> **ARTICLE**
--- --- ---

Monday, February 4, 2019

WHY THE WEALTH ADJUSTMENT 
NEEDS TO GO AWAY

One of the many elements of the new proposed funding formula is the so-called "wealth adjustment".  If the "money should follow the kids", as several formula committee members have opined, then this factor SHOULD NOT be a part of the k-12 funding formula. This is not a student-based factor - instead, it's an adjustment based on the property value in the district divided by the district's enrollment.

Here are several reasons that this factor needs to disappear:

We Already have a Factor Dedicated to Poverty

The "wealth factor" factor is not a proxy for free/reduced lunch rates, which are a legitimate weighting factor. In fact, as we referenced in our first series of blogs on this topic, districts with similar free/reduced lunch percentages may have wildly different market value assessments. A great example is the comparison between Coeur d'Alene and Bonneville.



In this case, the money does not follow the kids. It follows the market value. The Coeur d'Alene District has proportionally as many free/reduced students as does Bonneville. 

The Wealth Adjustment Penalizes School Districts with Robust Economies

The Spreadsheet Data

  • The values used in the funding formula spreadsheet by the consultant from the Education Commission of the States were old. In fact, the consultant used Market Value data from 2016-17 and enrollment data from 2017-18! Here is the story those data tell.

--- --- ---

> **SOURCE MATERIAL**
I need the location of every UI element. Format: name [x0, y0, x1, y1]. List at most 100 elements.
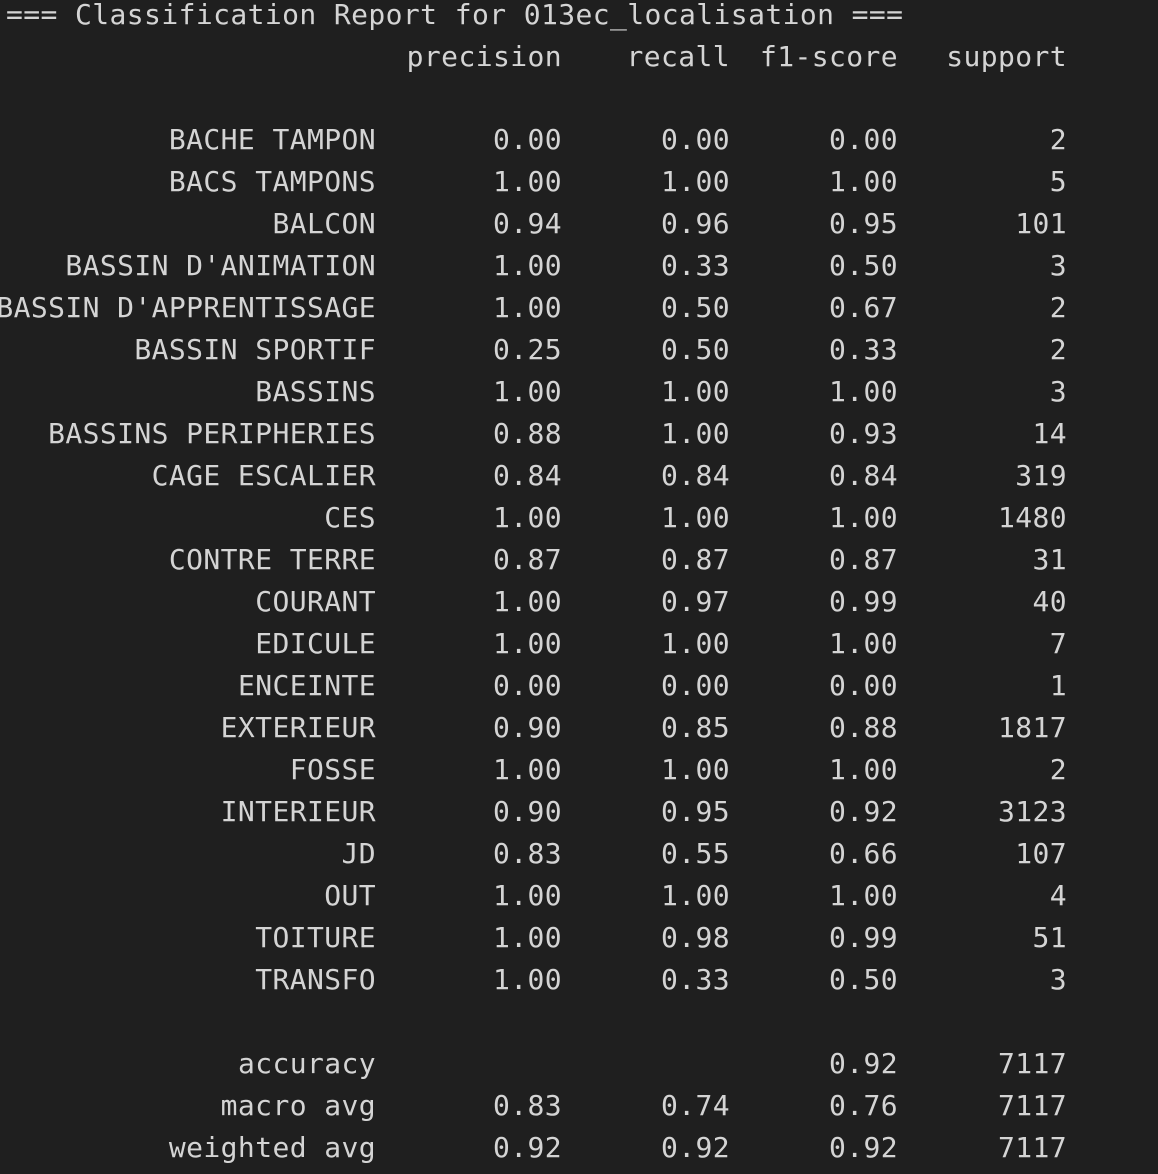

--- --- ---

> **GOAL**
Return the article on the wealth adjustment in the school funding formula word for word, from start to finish.

> **REPLY TO THE TASK**
Monday, February 4, 2019

WHY THE WEALTH ADJUSTMENT 
NEEDS TO GO AWAY

One of the many elements of the new proposed funding formula is the so-called "wealth adjustment".  If the "money should follow the kids", as several formula committee members have opined, then this factor SHOULD NOT be a part of the k-12 funding formula. This is not a student-based factor - instead, it's an adjustment based on the property value in the district divided by the district's enrollment.

Here are several reasons that this factor needs to disappear:

We Already have a Factor Dedicated to Poverty

The "wealth factor" factor is not a proxy for free/reduced lunch rates, which are a legitimate weighting factor. In fact, as we referenced in our first series of blogs on this topic, districts with similar free/reduced lunch percentages may have wildly different market value assessments. A great example is the comparison between Coeur d'Alene and Bonneville.



In this case, the money does not follow the kids. It follows the market value. The Coeur d'Alene District has proportionally as many free/reduced students as does Bonneville. 

The Wealth Adjustment Penalizes School Districts with Robust Economies

The Spreadsheet Data

  • The values used in the funding formula spreadsheet by the consultant from the Education Commission of the States were old. In fact, the consultant used Market Value data from 2016-17 and enrollment data from 2017-18! Here is the story those data tell.